[Stated task] Copy out every line containing the word "Average".

>>

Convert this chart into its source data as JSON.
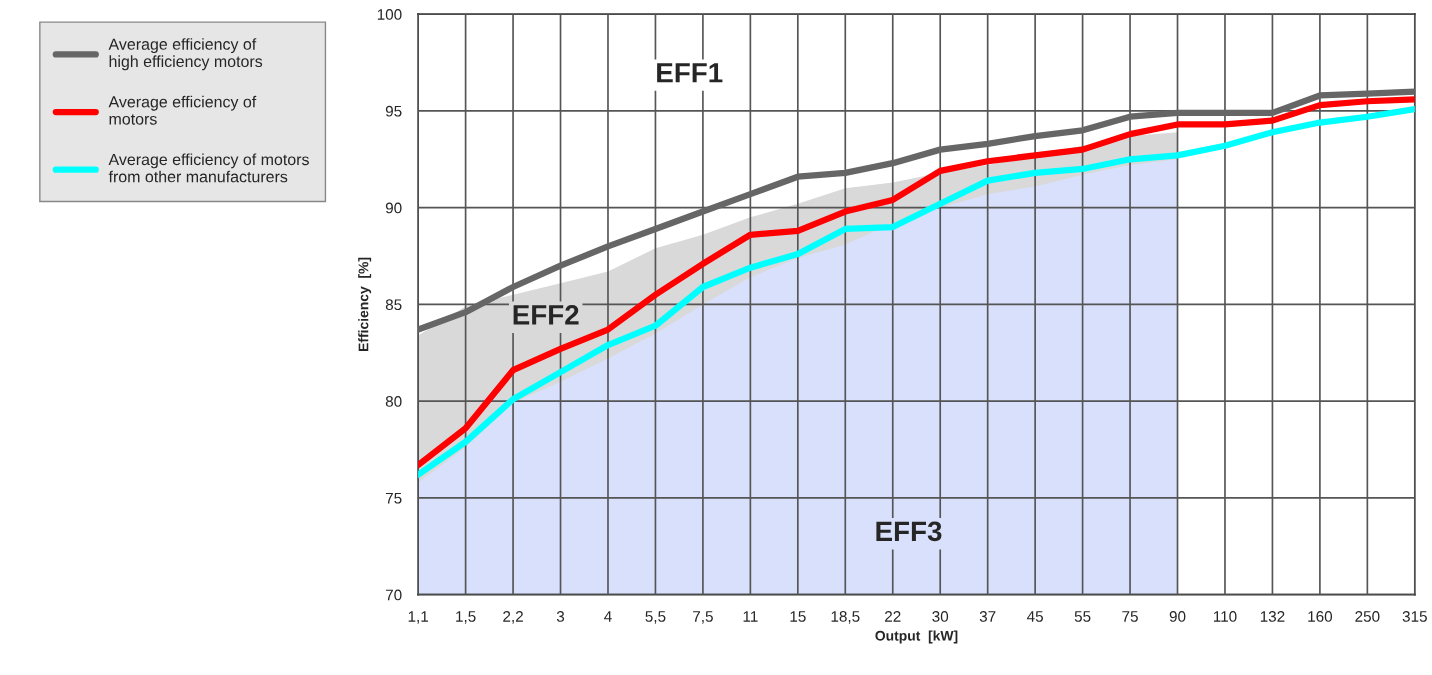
{
  "chart_data": {
    "type": "line",
    "xlabel": "Output  [kW]",
    "ylabel": "Efficiency  [%]",
    "categories": [
      "1,1",
      "1,5",
      "2,2",
      "3",
      "4",
      "5,5",
      "7,5",
      "11",
      "15",
      "18,5",
      "22",
      "30",
      "37",
      "45",
      "55",
      "75",
      "90",
      "110",
      "132",
      "160",
      "250",
      "315"
    ],
    "series": [
      {
        "type": "area",
        "color": "#d9d9d9",
        "values": [
          83.4,
          84.9,
          85.5,
          86.1,
          86.7,
          87.9,
          88.6,
          89.5,
          90.2,
          91.0,
          91.3,
          91.8,
          92.2,
          92.7,
          93.2,
          93.7,
          93.9,
          null,
          null,
          null,
          null,
          null
        ]
      },
      {
        "type": "area",
        "color": "#d8e0fc",
        "values": [
          75.8,
          77.6,
          79.9,
          81.0,
          82.2,
          83.5,
          85.0,
          86.4,
          87.4,
          88.1,
          89.2,
          90.0,
          90.7,
          91.1,
          91.7,
          92.2,
          92.5,
          null,
          null,
          null,
          null,
          null
        ]
      },
      {
        "name": "Average efficiency of\nhigh efficiency motors",
        "color": "#666666",
        "values": [
          83.7,
          84.6,
          85.9,
          87.0,
          88.0,
          88.9,
          89.8,
          90.7,
          91.6,
          91.8,
          92.3,
          93.0,
          93.3,
          93.7,
          94.0,
          94.7,
          94.9,
          94.9,
          94.9,
          95.8,
          95.9,
          96.0
        ]
      },
      {
        "name": "Average efficiency of\nmotors",
        "color": "#ff0000",
        "values": [
          76.7,
          78.6,
          81.6,
          82.7,
          83.7,
          85.5,
          87.1,
          88.6,
          88.8,
          89.8,
          90.4,
          91.9,
          92.4,
          92.7,
          93.0,
          93.8,
          94.3,
          94.3,
          94.5,
          95.3,
          95.5,
          95.6
        ]
      },
      {
        "name": "Average efficiency of motors\nfrom other manufacturers",
        "color": "#00ffff",
        "values": [
          76.2,
          77.9,
          80.1,
          81.5,
          82.9,
          83.9,
          85.9,
          86.9,
          87.6,
          88.9,
          89.0,
          90.2,
          91.4,
          91.8,
          92.0,
          92.5,
          92.7,
          93.2,
          93.9,
          94.4,
          94.7,
          95.1
        ]
      }
    ],
    "ylim": [
      70,
      100
    ],
    "yticks": [
      70,
      75,
      80,
      85,
      90,
      95,
      100
    ],
    "grid": true,
    "legend": "left",
    "marker": "none",
    "line_style": "solid",
    "annotations": [
      "EFF1",
      "EFF2",
      "EFF3"
    ]
  }
}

<<

[Answer for the task]
        "name": "Average efficiency of\nhigh efficiency motors",
        "name": "Average efficiency of\nmotors",
        "name": "Average efficiency of motors\nfrom other manufacturers",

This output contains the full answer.